> _Problem description_: Every line that contains the word "down" should be copied.

Dataset items
□ □ □ □ □
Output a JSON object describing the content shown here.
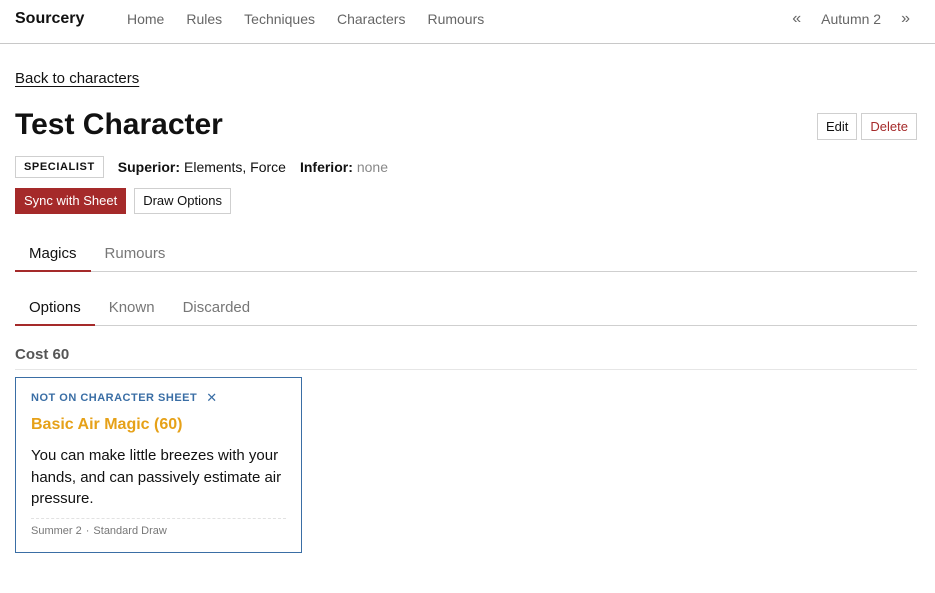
{
  "nav": {
    "brand": "Sourcery",
    "links": [
      "Home",
      "Rules",
      "Techniques",
      "Characters",
      "Rumours"
    ],
    "season": {
      "prev": "«",
      "label": "Autumn 2",
      "next": "»"
    }
  },
  "back_link": "Back to characters",
  "character": {
    "name": "Test Character",
    "edit_label": "Edit",
    "delete_label": "Delete",
    "badge": "SPECIALIST",
    "superior_key": "Superior:",
    "superior_val": "Elements, Force",
    "inferior_key": "Inferior:",
    "inferior_val": "none"
  },
  "actions": {
    "sync": "Sync with Sheet",
    "draw": "Draw Options"
  },
  "main_tabs": [
    {
      "label": "Magics",
      "active": true
    },
    {
      "label": "Rumours",
      "active": false
    }
  ],
  "sub_tabs": [
    {
      "label": "Options",
      "active": true
    },
    {
      "label": "Known",
      "active": false
    },
    {
      "label": "Discarded",
      "active": false
    }
  ],
  "cost_group": "Cost 60",
  "cards": [
    {
      "status": "NOT ON CHARACTER SHEET",
      "status_action": "✕",
      "title": "Basic Air Magic (60)",
      "description": "You can make little breezes with your hands, and can passively estimate air pressure.",
      "footer_season": "Summer 2",
      "footer_sep": "·",
      "footer_draw": "Standard Draw"
    }
  ],
  "colors": {
    "accent": "#a52a2a",
    "card_border": "#3a6ea5",
    "card_title": "#e6a118"
  }
}
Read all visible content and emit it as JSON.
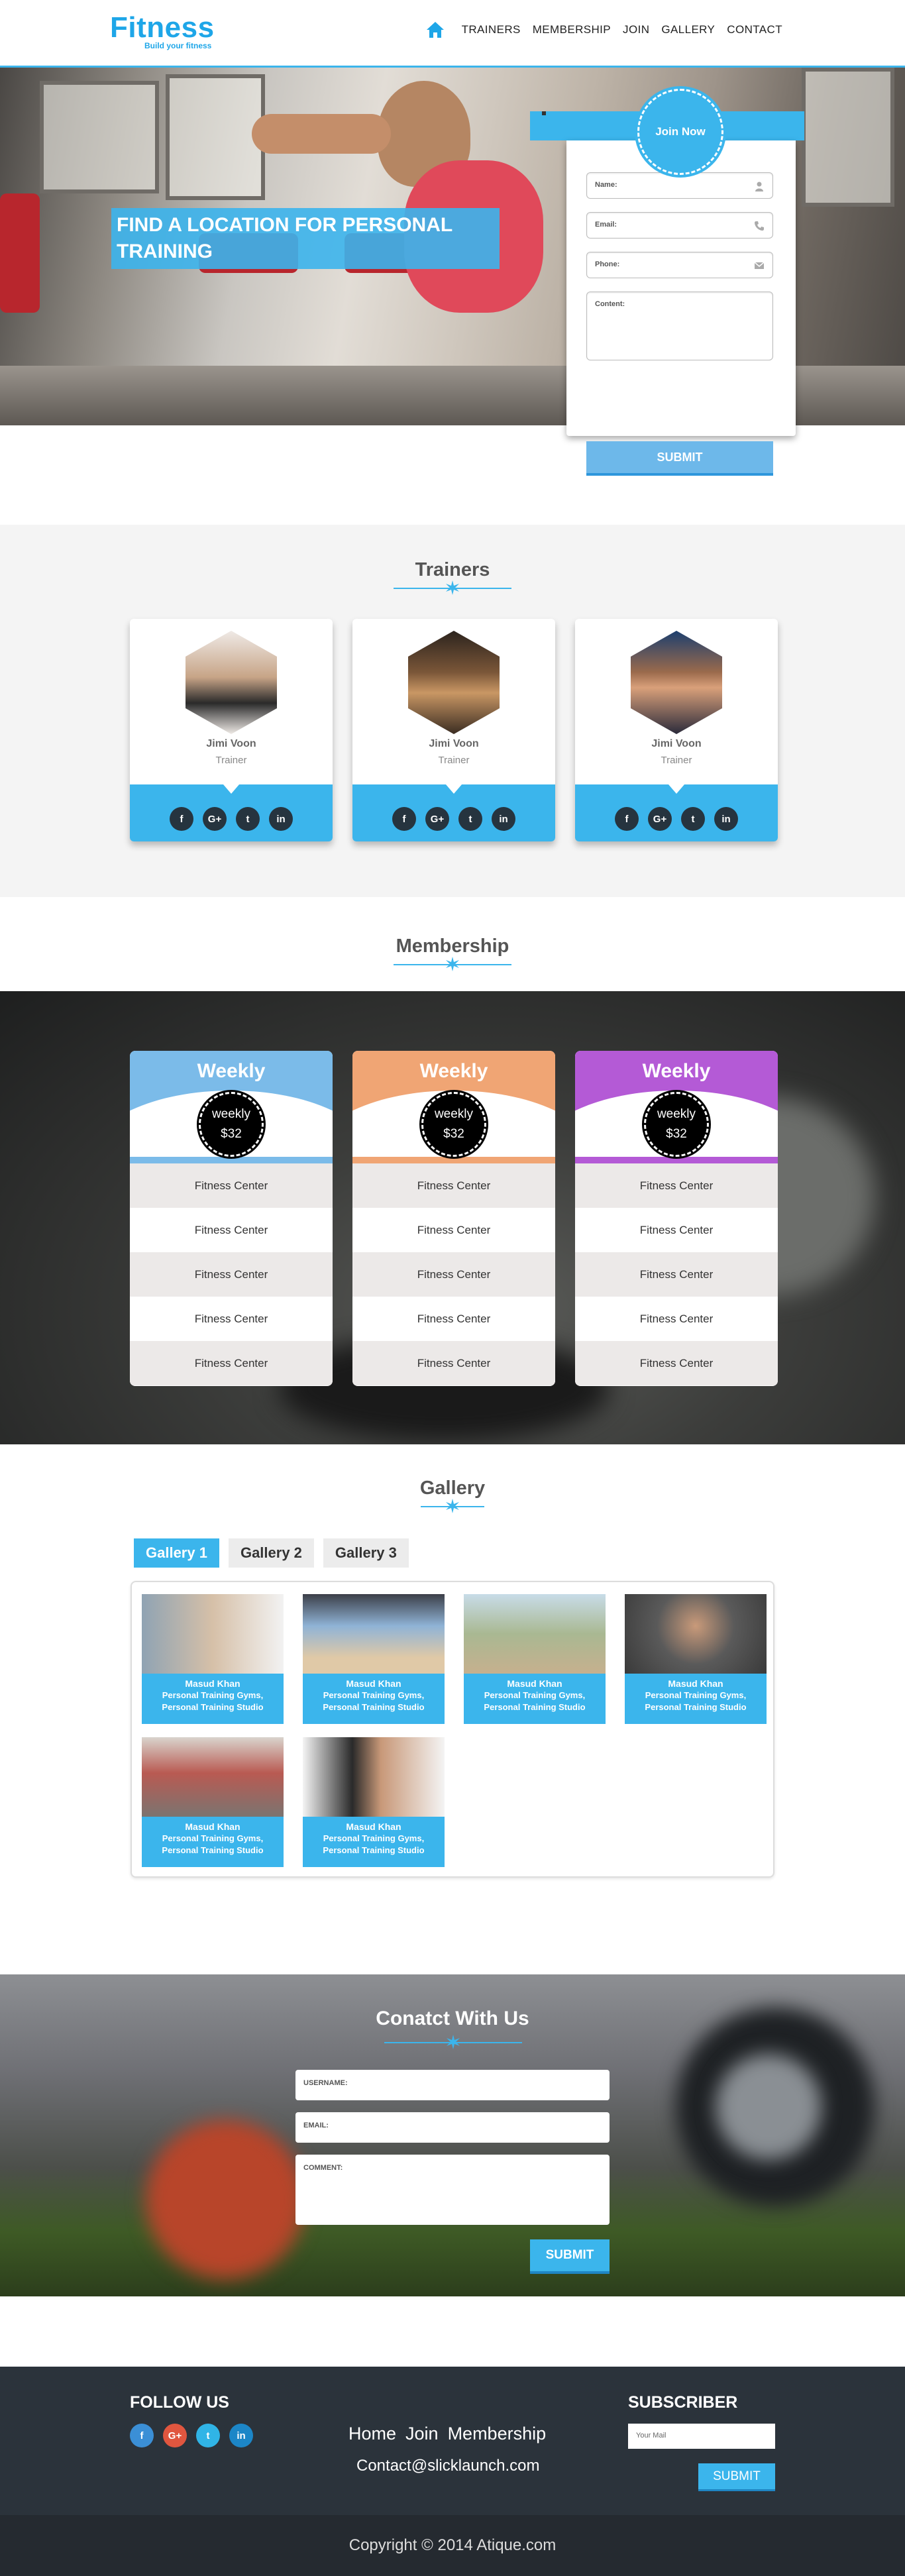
{
  "header": {
    "logo_title": "Fitness",
    "logo_subtitle": "Build your fitness",
    "nav": [
      "TRAINERS",
      "MEMBERSHIP",
      "JOIN",
      "GALLERY",
      "CONTACT"
    ],
    "accent_color": "#3bb5ec"
  },
  "hero": {
    "caption": "FIND A LOCATION FOR PERSONAL TRAINING",
    "join_badge": "Join Now",
    "fields": {
      "name": "Name:",
      "email": "Email:",
      "phone": "Phone:",
      "content": "Content:"
    },
    "submit": "SUBMIT"
  },
  "trainers": {
    "title": "Trainers",
    "items": [
      {
        "name": "Jimi Voon",
        "role": "Trainer"
      },
      {
        "name": "Jimi Voon",
        "role": "Trainer"
      },
      {
        "name": "Jimi Voon",
        "role": "Trainer"
      }
    ],
    "social": [
      "f",
      "G+",
      "t",
      "in"
    ]
  },
  "membership": {
    "title": "Membership",
    "plans": [
      {
        "title": "Weekly",
        "price_label": "weekly",
        "price": "$32",
        "color": "#7bbbe9",
        "rows": [
          "Fitness Center",
          "Fitness Center",
          "Fitness Center",
          "Fitness Center",
          "Fitness Center"
        ]
      },
      {
        "title": "Weekly",
        "price_label": "weekly",
        "price": "$32",
        "color": "#f0a574",
        "rows": [
          "Fitness Center",
          "Fitness Center",
          "Fitness Center",
          "Fitness Center",
          "Fitness Center"
        ]
      },
      {
        "title": "Weekly",
        "price_label": "weekly",
        "price": "$32",
        "color": "#b45ad6",
        "rows": [
          "Fitness Center",
          "Fitness Center",
          "Fitness Center",
          "Fitness Center",
          "Fitness Center"
        ]
      }
    ]
  },
  "gallery": {
    "title": "Gallery",
    "tabs": [
      "Gallery 1",
      "Gallery 2",
      "Gallery 3"
    ],
    "active_tab": "Gallery 1",
    "items": [
      {
        "name": "Masud Khan",
        "line1": "Personal Training Gyms,",
        "line2": "Personal Training Studio"
      },
      {
        "name": "Masud Khan",
        "line1": "Personal Training Gyms,",
        "line2": "Personal Training Studio"
      },
      {
        "name": "Masud Khan",
        "line1": "Personal Training Gyms,",
        "line2": "Personal Training Studio"
      },
      {
        "name": "Masud Khan",
        "line1": "Personal Training Gyms,",
        "line2": "Personal Training Studio"
      },
      {
        "name": "Masud Khan",
        "line1": "Personal Training Gyms,",
        "line2": "Personal Training Studio"
      },
      {
        "name": "Masud Khan",
        "line1": "Personal Training Gyms,",
        "line2": "Personal Training Studio"
      }
    ]
  },
  "contact": {
    "title": "Conatct With Us",
    "username": "USERNAME:",
    "email": "EMAIL:",
    "comment": "COMMENT:",
    "submit": "SUBMIT"
  },
  "footer": {
    "follow_title": "FOLLOW US",
    "follow_icons": [
      "f",
      "G+",
      "t",
      "in"
    ],
    "links": [
      "Home",
      "Join",
      "Membership"
    ],
    "email": "Contact@slicklaunch.com",
    "subscriber_title": "SUBSCRIBER",
    "subscriber_placeholder": "Your Mail",
    "subscriber_submit": "SUBMIT",
    "copyright": "Copyright © 2014 Atique.com"
  }
}
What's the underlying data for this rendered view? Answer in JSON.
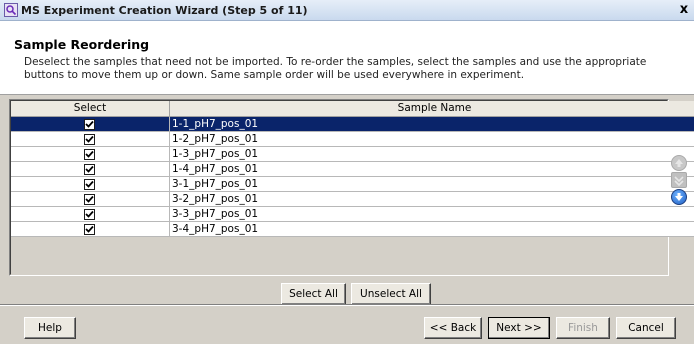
{
  "window": {
    "title": "MS Experiment Creation Wizard (Step 5 of 11)",
    "close_glyph": "x",
    "icon": "magnifier-app-icon"
  },
  "header": {
    "title": "Sample Reordering",
    "description": "Deselect the samples that need not be imported. To re-order the samples, select the samples and use the appropriate buttons to move them up or down. Same sample order will be used everywhere in experiment."
  },
  "grid": {
    "columns": [
      "Select",
      "Sample Name"
    ],
    "rows": [
      {
        "checked": true,
        "name": "1-1_pH7_pos_01",
        "selected": true
      },
      {
        "checked": true,
        "name": "1-2_pH7_pos_01",
        "selected": false
      },
      {
        "checked": true,
        "name": "1-3_pH7_pos_01",
        "selected": false
      },
      {
        "checked": true,
        "name": "1-4_pH7_pos_01",
        "selected": false
      },
      {
        "checked": true,
        "name": "3-1_pH7_pos_01",
        "selected": false
      },
      {
        "checked": true,
        "name": "3-2_pH7_pos_01",
        "selected": false
      },
      {
        "checked": true,
        "name": "3-3_pH7_pos_01",
        "selected": false
      },
      {
        "checked": true,
        "name": "3-4_pH7_pos_01",
        "selected": false
      }
    ]
  },
  "side_buttons": [
    "move-up-icon",
    "move-top-icon",
    "move-down-icon"
  ],
  "selection_buttons": {
    "select_all": "Select All",
    "unselect_all": "Unselect All"
  },
  "footer": {
    "help": "Help",
    "back": "<< Back",
    "next": "Next >>",
    "finish": "Finish",
    "cancel": "Cancel"
  },
  "colors": {
    "selection": "#0a246a",
    "dialog_bg": "#d4d0c8"
  }
}
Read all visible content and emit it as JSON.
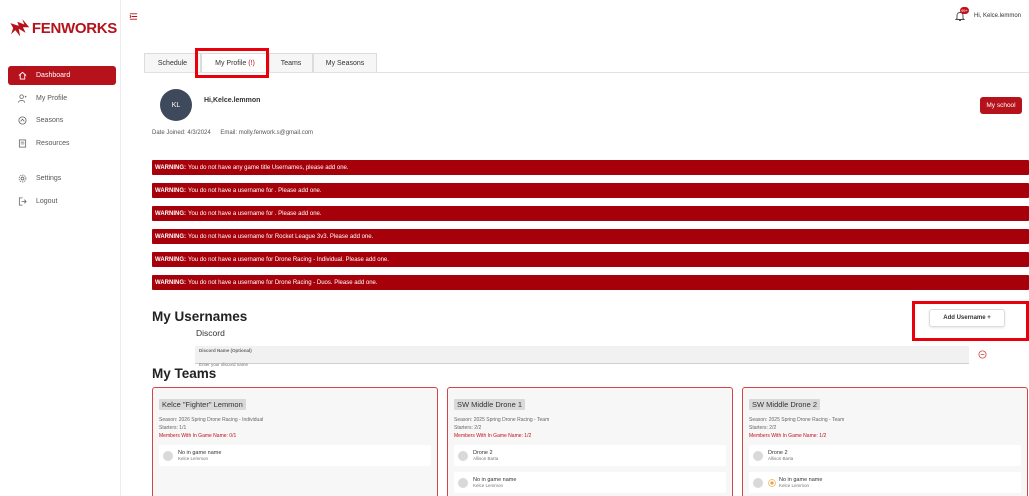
{
  "brand": {
    "name": "FENWORKS",
    "accent": "#b5121b"
  },
  "sidebar": {
    "items": [
      {
        "label": "Dashboard",
        "icon": "home-icon",
        "active": true
      },
      {
        "label": "My Profile",
        "icon": "user-icon"
      },
      {
        "label": "Seasons",
        "icon": "calendar-icon"
      },
      {
        "label": "Resources",
        "icon": "document-icon"
      },
      {
        "label": "Settings",
        "icon": "gear-icon"
      },
      {
        "label": "Logout",
        "icon": "logout-icon"
      }
    ]
  },
  "topbar": {
    "greeting": "Hi, Kelce.lemmon",
    "notification_count": "99+"
  },
  "tabs": [
    {
      "label": "Schedule"
    },
    {
      "label": "My Profile",
      "badge": "(!)",
      "active": true
    },
    {
      "label": "Teams"
    },
    {
      "label": "My Seasons"
    }
  ],
  "profile": {
    "initials": "KL",
    "greeting": "Hi,Kelce.lemmon",
    "school_button": "My school",
    "date_joined": "Date Joined: 4/3/2024",
    "email": "Email: molly.fenwork.s@gmail.com"
  },
  "warnings": [
    {
      "prefix": "WARNING:",
      "text": "You do not have any game title Usernames, please add one."
    },
    {
      "prefix": "WARNING:",
      "text": "You do not have a username for . Please add one."
    },
    {
      "prefix": "WARNING:",
      "text": "You do not have a username for . Please add one."
    },
    {
      "prefix": "WARNING:",
      "text": "You do not have a username for Rocket League 3v3. Please add one."
    },
    {
      "prefix": "WARNING:",
      "text": "You do not have a username for Drone Racing - Individual. Please add one."
    },
    {
      "prefix": "WARNING:",
      "text": "You do not have a username for Drone Racing - Duos. Please add one."
    }
  ],
  "usernames": {
    "title": "My Usernames",
    "add_button": "Add Username +",
    "platform": "Discord",
    "field_label": "Discord Name (Optional)",
    "field_placeholder": "Enter your discord name"
  },
  "teams": {
    "title": "My Teams",
    "cards": [
      {
        "name": "Kelce \"Fighter\" Lemmon",
        "season": "Season: 2026 Spring Drone Racing - Individual",
        "starters": "Starters: 1/1",
        "members_ign": "Members With In Game Name: 0/1",
        "members": [
          {
            "name": "No in game name",
            "sub": "Kelce Lemmon",
            "star": false
          }
        ]
      },
      {
        "name": "SW Middle Drone 1",
        "season": "Season: 2025 Spring Drone Racing - Team",
        "starters": "Starters: 2/2",
        "members_ign": "Members With In Game Name: 1/2",
        "members": [
          {
            "name": "Drone 2",
            "sub": "Allison Barta",
            "star": false
          },
          {
            "name": "No in game name",
            "sub": "Kelce Lemmon",
            "star": false
          }
        ]
      },
      {
        "name": "SW Middle Drone 2",
        "season": "Season: 2025 Spring Drone Racing - Team",
        "starters": "Starters: 2/2",
        "members_ign": "Members With In Game Name: 1/2",
        "members": [
          {
            "name": "Drone 2",
            "sub": "Allison Barta",
            "star": false
          },
          {
            "name": "No in game name",
            "sub": "Kelce Lemmon",
            "star": true
          }
        ]
      }
    ]
  }
}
□ □ □ □ □
> _Answer to the problem_:
    "description": "Deselect the samples that need not be imported. To re-order the samples, select the samples and use the appropriate buttons to move them up or down. Same sample order will be used everywhere in experiment."
    "move-down-icon"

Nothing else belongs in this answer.